* **WHAT YOU NEED TO DO**: Extract every line below that contains the word "JSON".
======
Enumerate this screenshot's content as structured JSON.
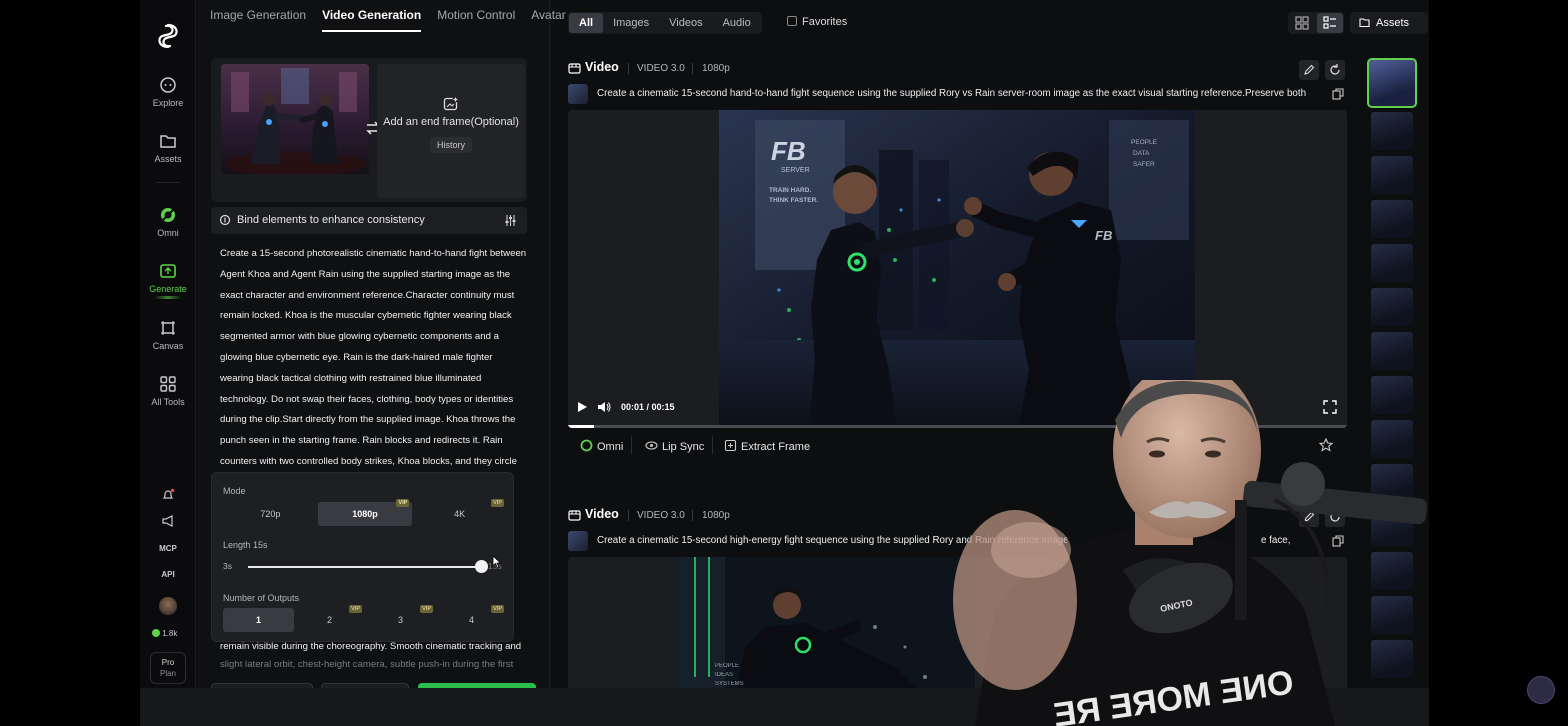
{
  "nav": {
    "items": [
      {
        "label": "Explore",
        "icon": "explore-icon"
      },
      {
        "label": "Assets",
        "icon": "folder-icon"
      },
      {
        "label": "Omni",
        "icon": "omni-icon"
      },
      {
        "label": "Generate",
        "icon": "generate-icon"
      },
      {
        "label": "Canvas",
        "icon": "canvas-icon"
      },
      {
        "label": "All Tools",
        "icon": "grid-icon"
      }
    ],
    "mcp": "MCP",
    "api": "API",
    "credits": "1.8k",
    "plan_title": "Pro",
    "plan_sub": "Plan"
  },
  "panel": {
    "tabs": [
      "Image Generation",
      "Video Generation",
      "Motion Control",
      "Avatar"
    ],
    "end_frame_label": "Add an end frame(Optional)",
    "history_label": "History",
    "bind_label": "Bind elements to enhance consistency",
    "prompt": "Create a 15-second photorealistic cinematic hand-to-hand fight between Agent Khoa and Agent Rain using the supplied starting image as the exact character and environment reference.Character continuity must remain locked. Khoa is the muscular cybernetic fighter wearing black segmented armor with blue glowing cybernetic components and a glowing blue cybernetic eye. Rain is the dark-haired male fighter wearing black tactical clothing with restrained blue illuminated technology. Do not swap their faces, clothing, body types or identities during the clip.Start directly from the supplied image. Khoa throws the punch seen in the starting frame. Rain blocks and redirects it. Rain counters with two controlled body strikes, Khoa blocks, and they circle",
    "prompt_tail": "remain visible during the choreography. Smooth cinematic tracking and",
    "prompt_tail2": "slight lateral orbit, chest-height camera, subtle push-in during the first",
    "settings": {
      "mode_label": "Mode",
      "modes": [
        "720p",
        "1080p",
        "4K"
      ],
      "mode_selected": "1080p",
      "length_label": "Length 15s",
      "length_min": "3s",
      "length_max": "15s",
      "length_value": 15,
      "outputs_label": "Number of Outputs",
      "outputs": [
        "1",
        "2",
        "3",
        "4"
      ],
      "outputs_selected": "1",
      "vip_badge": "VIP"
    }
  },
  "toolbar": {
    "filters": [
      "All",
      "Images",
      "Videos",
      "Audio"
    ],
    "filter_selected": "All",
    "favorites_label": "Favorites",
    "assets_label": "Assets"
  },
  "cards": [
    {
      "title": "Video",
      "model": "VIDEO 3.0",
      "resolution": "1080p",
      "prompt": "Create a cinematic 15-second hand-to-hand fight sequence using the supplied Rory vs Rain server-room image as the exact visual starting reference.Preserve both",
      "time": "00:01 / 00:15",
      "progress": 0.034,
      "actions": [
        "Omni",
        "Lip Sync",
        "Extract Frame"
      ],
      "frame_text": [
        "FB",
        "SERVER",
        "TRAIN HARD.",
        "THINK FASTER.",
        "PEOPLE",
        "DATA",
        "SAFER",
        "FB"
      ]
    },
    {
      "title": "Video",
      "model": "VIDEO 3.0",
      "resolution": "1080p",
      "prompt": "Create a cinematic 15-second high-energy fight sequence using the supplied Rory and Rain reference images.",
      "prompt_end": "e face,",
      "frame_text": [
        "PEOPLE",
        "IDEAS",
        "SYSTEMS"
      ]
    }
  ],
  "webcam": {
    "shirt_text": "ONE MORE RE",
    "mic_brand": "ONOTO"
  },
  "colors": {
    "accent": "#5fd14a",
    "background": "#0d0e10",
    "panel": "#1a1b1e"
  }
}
======
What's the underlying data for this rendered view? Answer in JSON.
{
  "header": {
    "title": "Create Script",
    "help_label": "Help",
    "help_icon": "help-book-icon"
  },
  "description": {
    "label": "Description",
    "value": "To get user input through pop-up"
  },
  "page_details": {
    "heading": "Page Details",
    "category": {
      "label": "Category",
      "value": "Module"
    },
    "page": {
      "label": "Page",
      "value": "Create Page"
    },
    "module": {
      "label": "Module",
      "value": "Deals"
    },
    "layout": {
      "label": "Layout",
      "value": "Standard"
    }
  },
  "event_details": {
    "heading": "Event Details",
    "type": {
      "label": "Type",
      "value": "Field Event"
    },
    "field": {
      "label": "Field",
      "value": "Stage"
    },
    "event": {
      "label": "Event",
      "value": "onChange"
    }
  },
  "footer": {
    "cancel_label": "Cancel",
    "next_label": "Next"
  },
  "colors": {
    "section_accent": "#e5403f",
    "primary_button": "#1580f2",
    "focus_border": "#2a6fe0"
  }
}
======
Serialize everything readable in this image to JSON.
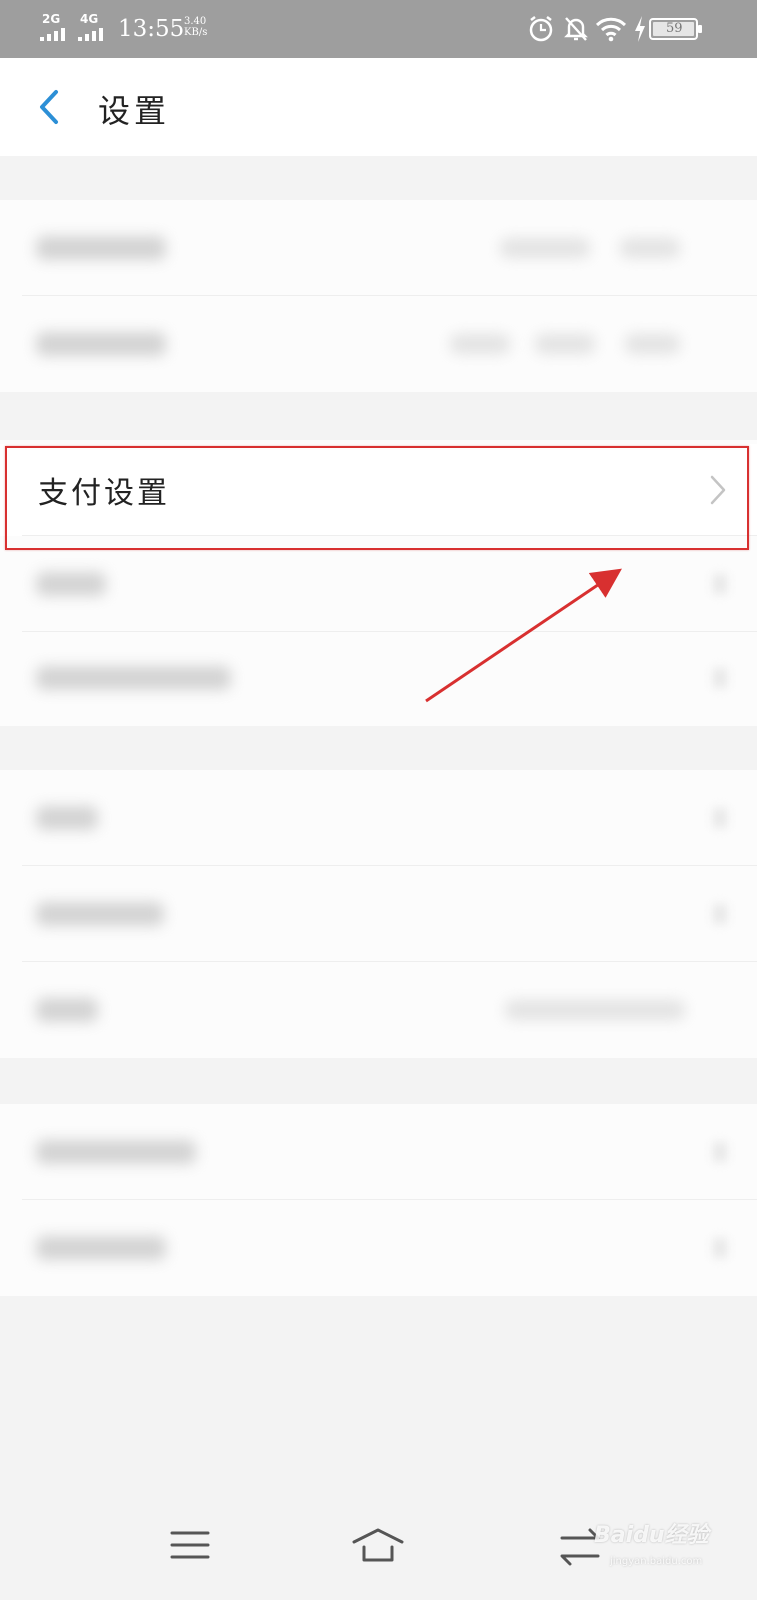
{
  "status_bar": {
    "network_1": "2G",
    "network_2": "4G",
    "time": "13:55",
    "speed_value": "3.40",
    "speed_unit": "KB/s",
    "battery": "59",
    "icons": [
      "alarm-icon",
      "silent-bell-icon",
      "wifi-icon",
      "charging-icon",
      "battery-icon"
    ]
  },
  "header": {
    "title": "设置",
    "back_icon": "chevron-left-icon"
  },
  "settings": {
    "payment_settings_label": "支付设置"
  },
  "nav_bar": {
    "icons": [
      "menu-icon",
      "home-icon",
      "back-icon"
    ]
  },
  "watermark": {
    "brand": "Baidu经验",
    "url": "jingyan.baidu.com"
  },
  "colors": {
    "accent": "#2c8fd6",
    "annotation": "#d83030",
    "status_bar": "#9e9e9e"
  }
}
======
* **SOLUTION TO THIS PROBLEM**:
Enumerate this screenshot's content as structured JSON.
What's the underlying data for this rendered view? Answer in JSON.
Serialize everything readable in this image to JSON.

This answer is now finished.